What is being asked: Please rewrite the paragraph of the filler study text that begins "Multivariate analysis results for factors" as a bulleted list, keeping its main findings.

Source document:

A total group sample size of 265 participants was deemed sufficient to achieve 90% power to detect a significant difference between 2 dependent means with an effect size of 0.2 at significance level of α = .05. A univariate analysis, using χ2 or Fisher exact tests depending on the expected frequency cell counts, was performed to identify the association between injection instrument and frequency of vascular occlusion for each filler type, between injection instrument and severity of vascular occlusion for each filler type, and between anatomic site and severity of vascular occlusion.
Multivariate logistic regression was performed to identify factors associated with vascular occlusion. Independent variables were filler type (hyaluronic acid, poly-L-lactic acid, other), injection instrument (cannula, needle), number of years practicing (≤5, >5), and number of injections per week. Number of years practicing was dichotomized into 5 or fewer and greater than 5 to reflect an approximate time frame for developing competency in filler injection. Subgroup analysis was performed for each instrument type (needles vs cannulas). Statistical significance was defined as α less than .05. All statistical analyses were performed using SAS statistical software, version 9.4 (SAS Institute Inc).
The study duration was August 2018 to August 2019. Of 600 participants invited, 418 agreed to participate, and 370 participants provided data regarding their filler injection volumes and history of intravascular occlusions, which were analyzed. Of the 370 participants, 106 (28.6%) reported at least 1 vascular occlusion secondary to filler injection.
Table 1 summarizes data on occlusions by the type of filler and by each instrument type. Table 2 summarizes information regarding cases of multiple occlusions per injector per instrument type. Table 3 summarizes the frequency of occlusions per anatomic site of injection. Table 4 summarizes the distribution of the severity of occlusions by filler type, injection instrument, and anatomic site of injection.
Multivariate analysis results for factors associated with overall vascular occlusion found that injections of poly-L-lactic acid had 74.8% decreased odds of vascular occlusion compared with injections of hyaluronic acid derivatives. Injections with cannula had 77.1% lower odds of occlusion compared with needle injections. Participants injecting for more than 5 years had 70.7% lower odds of occlusion compared with those less experienced. For each additional injection per week, the odds of vascular occlusion decreased by 1%. Multivariate analysis for factors associated with vascular occlusion with needle injections found that poly-L-lactic acid was associated with 72.5% lower odds of occlusion than hyaluronic acid and that each additional needle injection per week decreased the odds of occlusion by 3%. Multivariate analysis for factors associated with vascular occlusion with cannulas found no significant associations, including no association with filler type, years of experience injecting with cannulas, or number of cannula injections per week.
Post-hoc analysis detected no difference in the frequency of needle injections performed by those practicing 5 or fewer years vs those practicing more than 5 years (average percentage of total injections using needles, 75% vs 72%; average percentage using cannulas, 25% vs 28%; P = .86). Similarly, no difference was found in the frequency distribution of anatomic sites injected by those practicing 5 or fewer years as vs those practicing more than 5 years.

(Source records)

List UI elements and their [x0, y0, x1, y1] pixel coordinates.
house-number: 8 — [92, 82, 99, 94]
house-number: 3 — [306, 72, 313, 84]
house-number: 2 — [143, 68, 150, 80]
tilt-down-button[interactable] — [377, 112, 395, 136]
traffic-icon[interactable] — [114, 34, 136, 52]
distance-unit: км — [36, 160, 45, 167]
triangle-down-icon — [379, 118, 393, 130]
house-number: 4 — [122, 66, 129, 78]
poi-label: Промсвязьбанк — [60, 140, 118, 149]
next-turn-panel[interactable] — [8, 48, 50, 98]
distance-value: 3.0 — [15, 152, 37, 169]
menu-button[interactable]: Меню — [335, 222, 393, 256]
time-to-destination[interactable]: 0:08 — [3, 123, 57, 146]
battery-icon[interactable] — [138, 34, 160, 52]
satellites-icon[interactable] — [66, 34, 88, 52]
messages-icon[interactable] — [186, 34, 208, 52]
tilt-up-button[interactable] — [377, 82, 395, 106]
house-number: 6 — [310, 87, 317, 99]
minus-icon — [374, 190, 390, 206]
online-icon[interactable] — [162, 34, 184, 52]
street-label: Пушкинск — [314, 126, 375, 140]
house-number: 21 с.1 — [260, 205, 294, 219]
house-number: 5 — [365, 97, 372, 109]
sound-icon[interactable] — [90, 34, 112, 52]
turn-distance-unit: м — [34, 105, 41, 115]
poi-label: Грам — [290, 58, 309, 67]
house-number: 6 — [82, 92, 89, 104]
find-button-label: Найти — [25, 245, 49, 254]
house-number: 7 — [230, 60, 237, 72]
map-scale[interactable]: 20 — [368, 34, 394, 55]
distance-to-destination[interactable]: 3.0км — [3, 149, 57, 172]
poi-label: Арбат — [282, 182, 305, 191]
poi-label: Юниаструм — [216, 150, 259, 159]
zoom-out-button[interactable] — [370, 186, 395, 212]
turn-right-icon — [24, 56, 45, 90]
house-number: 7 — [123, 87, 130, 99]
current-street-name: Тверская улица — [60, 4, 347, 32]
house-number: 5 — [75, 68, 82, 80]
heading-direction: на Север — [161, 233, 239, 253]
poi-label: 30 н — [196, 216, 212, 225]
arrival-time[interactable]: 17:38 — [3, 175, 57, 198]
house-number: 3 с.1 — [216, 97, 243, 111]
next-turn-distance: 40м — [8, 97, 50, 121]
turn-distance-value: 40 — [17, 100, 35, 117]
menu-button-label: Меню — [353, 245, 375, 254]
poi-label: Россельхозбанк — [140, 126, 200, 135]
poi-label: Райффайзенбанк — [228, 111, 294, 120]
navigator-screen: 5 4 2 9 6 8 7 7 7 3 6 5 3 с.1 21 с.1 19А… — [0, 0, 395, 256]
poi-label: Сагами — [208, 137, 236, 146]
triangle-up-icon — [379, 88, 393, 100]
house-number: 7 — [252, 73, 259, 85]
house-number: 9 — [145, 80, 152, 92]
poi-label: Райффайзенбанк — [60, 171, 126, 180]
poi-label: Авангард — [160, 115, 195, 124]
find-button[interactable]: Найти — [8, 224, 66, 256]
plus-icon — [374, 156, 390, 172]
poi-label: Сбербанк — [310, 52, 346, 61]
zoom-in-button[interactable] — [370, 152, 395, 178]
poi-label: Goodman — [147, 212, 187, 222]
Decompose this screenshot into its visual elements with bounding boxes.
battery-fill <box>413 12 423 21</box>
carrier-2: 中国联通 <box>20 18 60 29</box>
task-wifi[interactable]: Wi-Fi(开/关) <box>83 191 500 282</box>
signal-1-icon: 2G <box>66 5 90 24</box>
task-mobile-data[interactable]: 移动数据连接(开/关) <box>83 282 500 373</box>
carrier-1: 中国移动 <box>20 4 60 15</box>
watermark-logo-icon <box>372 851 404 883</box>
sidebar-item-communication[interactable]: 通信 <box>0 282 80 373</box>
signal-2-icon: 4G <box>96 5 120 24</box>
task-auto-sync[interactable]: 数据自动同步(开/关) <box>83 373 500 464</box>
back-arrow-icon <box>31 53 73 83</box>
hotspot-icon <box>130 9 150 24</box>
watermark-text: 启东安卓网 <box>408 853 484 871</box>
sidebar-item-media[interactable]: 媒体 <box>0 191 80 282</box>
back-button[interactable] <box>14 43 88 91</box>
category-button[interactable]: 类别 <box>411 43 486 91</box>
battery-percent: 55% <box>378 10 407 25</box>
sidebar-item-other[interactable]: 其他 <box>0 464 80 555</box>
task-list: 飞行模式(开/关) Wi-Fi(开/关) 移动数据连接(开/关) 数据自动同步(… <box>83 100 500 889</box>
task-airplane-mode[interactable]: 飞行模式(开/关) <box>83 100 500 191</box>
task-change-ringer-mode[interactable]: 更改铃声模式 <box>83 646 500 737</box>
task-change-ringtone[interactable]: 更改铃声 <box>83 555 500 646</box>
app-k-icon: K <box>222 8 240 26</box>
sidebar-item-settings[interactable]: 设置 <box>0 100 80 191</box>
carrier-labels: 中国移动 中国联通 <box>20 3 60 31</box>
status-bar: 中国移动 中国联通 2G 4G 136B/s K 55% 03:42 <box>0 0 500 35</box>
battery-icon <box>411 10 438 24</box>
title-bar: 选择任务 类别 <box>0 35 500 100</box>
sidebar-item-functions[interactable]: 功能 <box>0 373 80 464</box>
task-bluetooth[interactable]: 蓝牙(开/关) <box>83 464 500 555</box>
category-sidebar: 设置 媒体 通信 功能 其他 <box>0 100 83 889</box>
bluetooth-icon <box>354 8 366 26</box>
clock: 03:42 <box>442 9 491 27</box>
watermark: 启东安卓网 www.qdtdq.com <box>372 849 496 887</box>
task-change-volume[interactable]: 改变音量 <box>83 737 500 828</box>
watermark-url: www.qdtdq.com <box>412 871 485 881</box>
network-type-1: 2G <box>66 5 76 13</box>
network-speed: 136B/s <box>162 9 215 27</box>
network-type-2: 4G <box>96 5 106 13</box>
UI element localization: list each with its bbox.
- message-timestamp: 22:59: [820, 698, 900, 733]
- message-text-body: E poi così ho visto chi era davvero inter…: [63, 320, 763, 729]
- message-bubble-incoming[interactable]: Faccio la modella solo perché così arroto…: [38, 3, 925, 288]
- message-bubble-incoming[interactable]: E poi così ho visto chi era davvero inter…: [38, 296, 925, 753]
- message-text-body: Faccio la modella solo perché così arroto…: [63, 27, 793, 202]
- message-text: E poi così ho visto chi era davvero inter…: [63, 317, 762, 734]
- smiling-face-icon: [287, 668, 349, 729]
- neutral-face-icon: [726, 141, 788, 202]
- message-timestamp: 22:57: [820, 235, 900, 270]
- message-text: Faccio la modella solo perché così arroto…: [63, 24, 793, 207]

Response area:
- Overall, poly-L-lactic acid injections had 74.8% lower odds of vascular occlusion than hyaluronic acid derivative injections.
- Overall, cannula injections had 77.1% lower odds of occlusion than needle injections.
- Overall, participants injecting for more than 5 years had 70.7% lower odds of occlusion than less experienced ones.
- Overall, each additional injection per week lowered the odds of occlusion by 1%.
- For needle injections, poly-L-lactic acid had 72.5% lower odds of occlusion than hyaluronic acid.
- For needle injections, each additional needle injection per week lowered the odds by 3%.
- For cannula injections, no significant associations were found, whether with filler type, years of experience injecting with cannulas, or number of cannula injections per week.